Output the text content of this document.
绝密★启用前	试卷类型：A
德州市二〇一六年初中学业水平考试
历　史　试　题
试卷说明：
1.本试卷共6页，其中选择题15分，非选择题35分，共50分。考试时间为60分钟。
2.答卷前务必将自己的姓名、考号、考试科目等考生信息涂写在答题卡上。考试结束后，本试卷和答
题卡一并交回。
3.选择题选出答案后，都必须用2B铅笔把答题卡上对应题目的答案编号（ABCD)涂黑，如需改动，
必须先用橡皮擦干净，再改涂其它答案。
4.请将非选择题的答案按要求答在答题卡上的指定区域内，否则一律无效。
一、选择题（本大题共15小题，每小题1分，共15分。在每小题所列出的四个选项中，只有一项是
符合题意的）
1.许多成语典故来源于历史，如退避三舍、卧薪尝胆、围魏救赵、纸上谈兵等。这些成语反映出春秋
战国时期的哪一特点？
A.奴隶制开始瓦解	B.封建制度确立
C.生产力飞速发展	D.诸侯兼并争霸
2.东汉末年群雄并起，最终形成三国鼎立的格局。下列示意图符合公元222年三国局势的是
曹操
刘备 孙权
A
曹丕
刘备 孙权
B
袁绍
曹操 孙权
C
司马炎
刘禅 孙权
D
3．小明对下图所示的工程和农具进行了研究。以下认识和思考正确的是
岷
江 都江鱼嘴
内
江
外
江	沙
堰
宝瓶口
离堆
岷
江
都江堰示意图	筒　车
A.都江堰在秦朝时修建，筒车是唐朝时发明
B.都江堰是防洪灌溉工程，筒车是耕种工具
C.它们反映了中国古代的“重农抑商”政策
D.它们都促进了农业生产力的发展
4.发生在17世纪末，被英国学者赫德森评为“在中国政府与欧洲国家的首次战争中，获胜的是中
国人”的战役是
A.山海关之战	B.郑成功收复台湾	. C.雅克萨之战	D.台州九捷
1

☆ ☆ ☆ ☆ ☆

Problem to work on ▸ Every line of the material must be returned exactly as it appears.

Response to this task ▸
Output the text content of this document.
绝密★启用前	试卷类型：A
德州市二〇一六年初中学业水平考试
历　史　试　题
试卷说明：
1.本试卷共6页，其中选择题15分，非选择题35分，共50分。考试时间为60分钟。
2.答卷前务必将自己的姓名、考号、考试科目等考生信息涂写在答题卡上。考试结束后，本试卷和答
题卡一并交回。
3.选择题选出答案后，都必须用2B铅笔把答题卡上对应题目的答案编号（ABCD)涂黑，如需改动，
必须先用橡皮擦干净，再改涂其它答案。
4.请将非选择题的答案按要求答在答题卡上的指定区域内，否则一律无效。
一、选择题（本大题共15小题，每小题1分，共15分。在每小题所列出的四个选项中，只有一项是
符合题意的）
1.许多成语典故来源于历史，如退避三舍、卧薪尝胆、围魏救赵、纸上谈兵等。这些成语反映出春秋
战国时期的哪一特点？
A.奴隶制开始瓦解	B.封建制度确立
C.生产力飞速发展	D.诸侯兼并争霸
2.东汉末年群雄并起，最终形成三国鼎立的格局。下列示意图符合公元222年三国局势的是
曹操
刘备 孙权
A
曹丕
刘备 孙权
B
袁绍
曹操 孙权
C
司马炎
刘禅 孙权
D
3．小明对下图所示的工程和农具进行了研究。以下认识和思考正确的是
岷
江 都江鱼嘴
内
江
外
江	沙
堰
宝瓶口
离堆
岷
江
都江堰示意图	筒　车
A.都江堰在秦朝时修建，筒车是唐朝时发明
B.都江堰是防洪灌溉工程，筒车是耕种工具
C.它们反映了中国古代的“重农抑商”政策
D.它们都促进了农业生产力的发展
4.发生在17世纪末，被英国学者赫德森评为“在中国政府与欧洲国家的首次战争中，获胜的是中
国人”的战役是
A.山海关之战	B.郑成功收复台湾	. C.雅克萨之战	D.台州九捷
1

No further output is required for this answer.